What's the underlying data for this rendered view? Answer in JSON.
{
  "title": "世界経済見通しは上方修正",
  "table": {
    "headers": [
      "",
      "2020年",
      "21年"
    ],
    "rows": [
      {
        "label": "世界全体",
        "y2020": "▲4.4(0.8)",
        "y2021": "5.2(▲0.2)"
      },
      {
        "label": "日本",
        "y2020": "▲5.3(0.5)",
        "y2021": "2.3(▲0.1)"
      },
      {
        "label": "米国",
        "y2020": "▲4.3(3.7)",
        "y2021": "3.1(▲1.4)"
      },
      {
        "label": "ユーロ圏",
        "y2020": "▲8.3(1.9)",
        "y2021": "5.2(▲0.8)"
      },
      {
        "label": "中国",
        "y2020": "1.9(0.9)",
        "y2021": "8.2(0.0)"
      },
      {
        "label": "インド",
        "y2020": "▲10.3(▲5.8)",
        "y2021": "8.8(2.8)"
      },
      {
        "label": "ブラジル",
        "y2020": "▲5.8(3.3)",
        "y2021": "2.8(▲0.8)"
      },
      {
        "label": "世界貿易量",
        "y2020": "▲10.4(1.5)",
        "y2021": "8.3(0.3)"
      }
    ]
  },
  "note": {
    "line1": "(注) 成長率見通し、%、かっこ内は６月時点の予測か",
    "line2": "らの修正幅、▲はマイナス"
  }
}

※ ※ ※

* _Short problem_: Identify and extract each line of the listing that contains "label".

* _Solution to this exercise_:
        "label": "世界全体",
        "label": "日本",
        "label": "米国",
        "label": "ユーロ圏",
        "label": "中国",
        "label": "インド",
        "label": "ブラジル",
        "label": "世界貿易量",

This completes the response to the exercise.